▶ [TASK REQUIREMENTS] Listed below are entries; give the number of lines among them that include "Border", and only that number.
— start —
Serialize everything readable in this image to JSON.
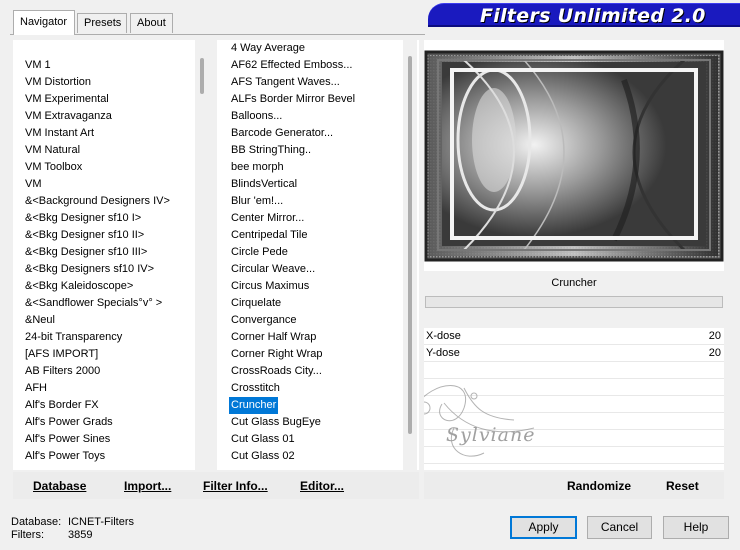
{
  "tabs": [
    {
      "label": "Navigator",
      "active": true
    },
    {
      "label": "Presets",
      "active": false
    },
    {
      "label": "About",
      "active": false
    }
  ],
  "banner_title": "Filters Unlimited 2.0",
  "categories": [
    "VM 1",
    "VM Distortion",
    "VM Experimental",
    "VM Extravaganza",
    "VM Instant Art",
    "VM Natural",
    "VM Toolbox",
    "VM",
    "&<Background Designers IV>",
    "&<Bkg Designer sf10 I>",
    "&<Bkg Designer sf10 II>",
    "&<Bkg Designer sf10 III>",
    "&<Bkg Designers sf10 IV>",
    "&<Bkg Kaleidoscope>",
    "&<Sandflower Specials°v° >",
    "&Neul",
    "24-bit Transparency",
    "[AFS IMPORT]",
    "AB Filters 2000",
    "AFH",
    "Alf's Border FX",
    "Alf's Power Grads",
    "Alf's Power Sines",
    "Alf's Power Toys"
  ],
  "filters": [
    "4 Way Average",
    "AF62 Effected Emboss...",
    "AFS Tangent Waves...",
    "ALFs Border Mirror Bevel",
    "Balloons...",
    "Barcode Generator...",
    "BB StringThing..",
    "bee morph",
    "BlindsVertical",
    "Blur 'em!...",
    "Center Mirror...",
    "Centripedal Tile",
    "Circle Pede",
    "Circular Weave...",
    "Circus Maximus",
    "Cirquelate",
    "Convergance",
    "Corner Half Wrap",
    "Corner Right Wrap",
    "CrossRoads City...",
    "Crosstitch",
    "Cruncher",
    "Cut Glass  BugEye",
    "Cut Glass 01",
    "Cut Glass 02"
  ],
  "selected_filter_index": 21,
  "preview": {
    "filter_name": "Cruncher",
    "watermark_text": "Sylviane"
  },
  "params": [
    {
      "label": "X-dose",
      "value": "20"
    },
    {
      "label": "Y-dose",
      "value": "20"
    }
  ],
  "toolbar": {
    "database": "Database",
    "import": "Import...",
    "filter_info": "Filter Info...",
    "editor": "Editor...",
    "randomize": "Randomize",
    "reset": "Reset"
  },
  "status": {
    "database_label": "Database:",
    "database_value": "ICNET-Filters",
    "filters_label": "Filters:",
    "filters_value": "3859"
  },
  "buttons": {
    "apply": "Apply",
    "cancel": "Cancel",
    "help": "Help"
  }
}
— end —
— start —
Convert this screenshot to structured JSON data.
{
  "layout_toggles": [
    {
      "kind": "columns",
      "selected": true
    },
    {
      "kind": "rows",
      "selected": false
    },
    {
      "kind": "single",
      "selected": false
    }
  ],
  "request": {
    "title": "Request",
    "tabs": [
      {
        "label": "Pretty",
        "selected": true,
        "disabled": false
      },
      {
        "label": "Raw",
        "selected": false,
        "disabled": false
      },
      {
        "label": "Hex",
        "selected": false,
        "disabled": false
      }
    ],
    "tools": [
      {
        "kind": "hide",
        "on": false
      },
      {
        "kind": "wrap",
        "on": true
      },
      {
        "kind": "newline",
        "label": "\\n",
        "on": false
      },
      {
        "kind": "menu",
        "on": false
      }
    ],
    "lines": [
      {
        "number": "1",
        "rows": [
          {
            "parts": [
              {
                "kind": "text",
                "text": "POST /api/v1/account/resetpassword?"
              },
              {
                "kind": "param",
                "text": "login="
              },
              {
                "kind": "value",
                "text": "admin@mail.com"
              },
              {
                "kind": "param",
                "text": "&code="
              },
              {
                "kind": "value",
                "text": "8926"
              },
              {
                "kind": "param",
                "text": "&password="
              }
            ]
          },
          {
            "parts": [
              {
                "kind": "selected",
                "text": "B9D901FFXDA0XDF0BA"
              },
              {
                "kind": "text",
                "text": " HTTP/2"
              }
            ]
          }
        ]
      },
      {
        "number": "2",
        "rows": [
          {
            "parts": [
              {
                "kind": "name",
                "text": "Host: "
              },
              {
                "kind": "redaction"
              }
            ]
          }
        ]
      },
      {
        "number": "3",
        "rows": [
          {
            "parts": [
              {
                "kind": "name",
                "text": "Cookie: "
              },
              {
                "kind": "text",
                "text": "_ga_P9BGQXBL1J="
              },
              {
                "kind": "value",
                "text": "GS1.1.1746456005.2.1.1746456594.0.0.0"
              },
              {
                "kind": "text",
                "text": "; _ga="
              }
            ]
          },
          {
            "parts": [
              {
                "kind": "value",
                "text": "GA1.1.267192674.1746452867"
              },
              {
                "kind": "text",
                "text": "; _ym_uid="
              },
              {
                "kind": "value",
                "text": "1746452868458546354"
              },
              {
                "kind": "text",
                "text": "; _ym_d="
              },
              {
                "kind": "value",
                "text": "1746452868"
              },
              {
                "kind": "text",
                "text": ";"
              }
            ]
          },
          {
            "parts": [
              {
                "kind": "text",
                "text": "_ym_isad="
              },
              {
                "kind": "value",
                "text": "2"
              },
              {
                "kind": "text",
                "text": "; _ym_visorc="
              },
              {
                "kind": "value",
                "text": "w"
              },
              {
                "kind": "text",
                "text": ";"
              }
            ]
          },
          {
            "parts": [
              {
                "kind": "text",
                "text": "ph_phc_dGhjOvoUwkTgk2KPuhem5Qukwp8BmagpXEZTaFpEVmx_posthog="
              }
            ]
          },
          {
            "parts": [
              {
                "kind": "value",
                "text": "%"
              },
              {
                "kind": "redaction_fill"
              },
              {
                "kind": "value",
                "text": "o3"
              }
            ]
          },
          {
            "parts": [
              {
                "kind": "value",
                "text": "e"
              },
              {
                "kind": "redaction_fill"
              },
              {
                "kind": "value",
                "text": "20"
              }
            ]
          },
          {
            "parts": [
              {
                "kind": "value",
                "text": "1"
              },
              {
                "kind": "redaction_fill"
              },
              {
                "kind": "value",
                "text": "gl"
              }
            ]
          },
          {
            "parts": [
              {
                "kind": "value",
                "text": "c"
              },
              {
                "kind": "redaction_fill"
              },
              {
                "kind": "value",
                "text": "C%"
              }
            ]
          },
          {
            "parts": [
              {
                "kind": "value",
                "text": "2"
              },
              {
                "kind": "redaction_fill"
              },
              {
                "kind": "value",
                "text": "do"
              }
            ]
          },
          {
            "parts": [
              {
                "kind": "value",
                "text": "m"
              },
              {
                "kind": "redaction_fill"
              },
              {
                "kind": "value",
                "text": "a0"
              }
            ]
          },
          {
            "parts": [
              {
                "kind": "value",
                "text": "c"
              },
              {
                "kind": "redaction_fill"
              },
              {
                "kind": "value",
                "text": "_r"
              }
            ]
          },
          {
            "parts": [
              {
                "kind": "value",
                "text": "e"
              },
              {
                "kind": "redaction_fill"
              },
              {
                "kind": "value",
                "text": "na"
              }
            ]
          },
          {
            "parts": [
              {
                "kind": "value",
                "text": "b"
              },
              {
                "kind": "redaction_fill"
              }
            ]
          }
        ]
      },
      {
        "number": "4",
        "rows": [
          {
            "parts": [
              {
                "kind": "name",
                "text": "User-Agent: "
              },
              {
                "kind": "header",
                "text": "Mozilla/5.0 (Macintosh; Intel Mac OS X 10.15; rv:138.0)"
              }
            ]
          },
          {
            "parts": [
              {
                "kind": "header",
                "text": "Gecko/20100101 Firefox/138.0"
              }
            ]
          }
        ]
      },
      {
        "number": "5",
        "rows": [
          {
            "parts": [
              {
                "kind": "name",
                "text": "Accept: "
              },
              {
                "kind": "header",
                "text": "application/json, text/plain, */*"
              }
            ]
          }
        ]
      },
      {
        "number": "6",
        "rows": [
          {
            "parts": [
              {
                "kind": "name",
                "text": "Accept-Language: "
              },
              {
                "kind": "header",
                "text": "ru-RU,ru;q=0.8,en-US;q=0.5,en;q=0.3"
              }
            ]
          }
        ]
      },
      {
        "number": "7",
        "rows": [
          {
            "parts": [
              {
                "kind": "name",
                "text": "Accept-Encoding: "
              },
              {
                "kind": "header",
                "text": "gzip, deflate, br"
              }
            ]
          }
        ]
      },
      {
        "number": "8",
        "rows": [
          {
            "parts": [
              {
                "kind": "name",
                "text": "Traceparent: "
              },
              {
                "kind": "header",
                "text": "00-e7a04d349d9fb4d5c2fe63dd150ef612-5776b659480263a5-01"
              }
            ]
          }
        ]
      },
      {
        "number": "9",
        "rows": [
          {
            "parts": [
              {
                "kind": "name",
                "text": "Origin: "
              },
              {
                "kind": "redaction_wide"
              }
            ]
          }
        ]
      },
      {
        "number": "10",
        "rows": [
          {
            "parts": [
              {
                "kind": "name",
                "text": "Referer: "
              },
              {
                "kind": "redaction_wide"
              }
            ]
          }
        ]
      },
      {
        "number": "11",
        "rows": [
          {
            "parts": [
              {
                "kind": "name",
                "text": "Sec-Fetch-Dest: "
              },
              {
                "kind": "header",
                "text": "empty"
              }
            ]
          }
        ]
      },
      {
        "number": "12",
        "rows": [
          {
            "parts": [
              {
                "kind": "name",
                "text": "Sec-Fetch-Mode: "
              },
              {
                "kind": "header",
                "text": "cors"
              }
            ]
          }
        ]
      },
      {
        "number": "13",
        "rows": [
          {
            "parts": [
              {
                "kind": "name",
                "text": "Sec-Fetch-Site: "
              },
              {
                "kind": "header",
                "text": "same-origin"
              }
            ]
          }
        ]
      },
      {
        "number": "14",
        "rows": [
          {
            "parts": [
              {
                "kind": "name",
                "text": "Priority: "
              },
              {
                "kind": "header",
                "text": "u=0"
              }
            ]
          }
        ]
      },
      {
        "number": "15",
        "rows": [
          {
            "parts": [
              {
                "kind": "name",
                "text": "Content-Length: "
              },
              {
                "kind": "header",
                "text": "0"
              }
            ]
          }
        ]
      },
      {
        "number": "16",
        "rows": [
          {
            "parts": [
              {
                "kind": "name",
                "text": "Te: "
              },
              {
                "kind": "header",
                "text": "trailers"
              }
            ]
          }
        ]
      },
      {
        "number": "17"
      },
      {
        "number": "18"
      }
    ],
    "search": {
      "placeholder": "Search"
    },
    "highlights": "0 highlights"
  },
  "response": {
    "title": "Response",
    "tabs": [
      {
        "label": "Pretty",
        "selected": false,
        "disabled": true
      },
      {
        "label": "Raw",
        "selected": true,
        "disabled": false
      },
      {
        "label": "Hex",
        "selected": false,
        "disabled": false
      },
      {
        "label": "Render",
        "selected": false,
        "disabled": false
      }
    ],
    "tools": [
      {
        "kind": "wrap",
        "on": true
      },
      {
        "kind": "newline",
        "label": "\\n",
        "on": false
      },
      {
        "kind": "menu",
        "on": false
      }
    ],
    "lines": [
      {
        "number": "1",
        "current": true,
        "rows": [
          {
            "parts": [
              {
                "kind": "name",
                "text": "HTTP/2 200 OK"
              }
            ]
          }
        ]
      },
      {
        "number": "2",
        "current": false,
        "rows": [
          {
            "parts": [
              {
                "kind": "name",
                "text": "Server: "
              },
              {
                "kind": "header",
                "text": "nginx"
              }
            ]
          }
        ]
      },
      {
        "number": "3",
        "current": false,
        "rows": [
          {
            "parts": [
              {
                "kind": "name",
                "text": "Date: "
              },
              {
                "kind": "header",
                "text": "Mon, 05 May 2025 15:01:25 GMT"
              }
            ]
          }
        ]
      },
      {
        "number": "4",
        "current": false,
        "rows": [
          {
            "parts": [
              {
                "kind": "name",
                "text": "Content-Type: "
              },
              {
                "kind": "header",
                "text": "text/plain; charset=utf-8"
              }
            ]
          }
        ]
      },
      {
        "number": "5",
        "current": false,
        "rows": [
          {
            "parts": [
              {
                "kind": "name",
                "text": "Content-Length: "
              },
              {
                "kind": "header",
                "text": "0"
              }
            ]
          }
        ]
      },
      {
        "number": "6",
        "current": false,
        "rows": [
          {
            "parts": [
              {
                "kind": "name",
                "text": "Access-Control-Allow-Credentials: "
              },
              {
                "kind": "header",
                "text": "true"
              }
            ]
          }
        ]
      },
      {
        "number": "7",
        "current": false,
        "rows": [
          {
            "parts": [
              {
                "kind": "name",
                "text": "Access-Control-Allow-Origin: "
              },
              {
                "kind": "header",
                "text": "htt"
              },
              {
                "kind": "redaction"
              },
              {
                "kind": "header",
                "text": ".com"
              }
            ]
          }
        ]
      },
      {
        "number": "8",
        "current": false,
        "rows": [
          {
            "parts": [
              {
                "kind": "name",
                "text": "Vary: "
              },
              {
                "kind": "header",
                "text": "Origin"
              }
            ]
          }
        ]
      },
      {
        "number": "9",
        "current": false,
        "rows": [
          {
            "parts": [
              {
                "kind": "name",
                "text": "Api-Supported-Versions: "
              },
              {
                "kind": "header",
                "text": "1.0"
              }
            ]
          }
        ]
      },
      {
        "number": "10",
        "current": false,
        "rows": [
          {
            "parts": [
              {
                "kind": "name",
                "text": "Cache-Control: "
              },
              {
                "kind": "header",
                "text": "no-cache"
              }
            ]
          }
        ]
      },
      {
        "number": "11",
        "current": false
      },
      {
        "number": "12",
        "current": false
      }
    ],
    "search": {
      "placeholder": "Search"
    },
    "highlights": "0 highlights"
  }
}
— end —
▶ [SOLUTION] 2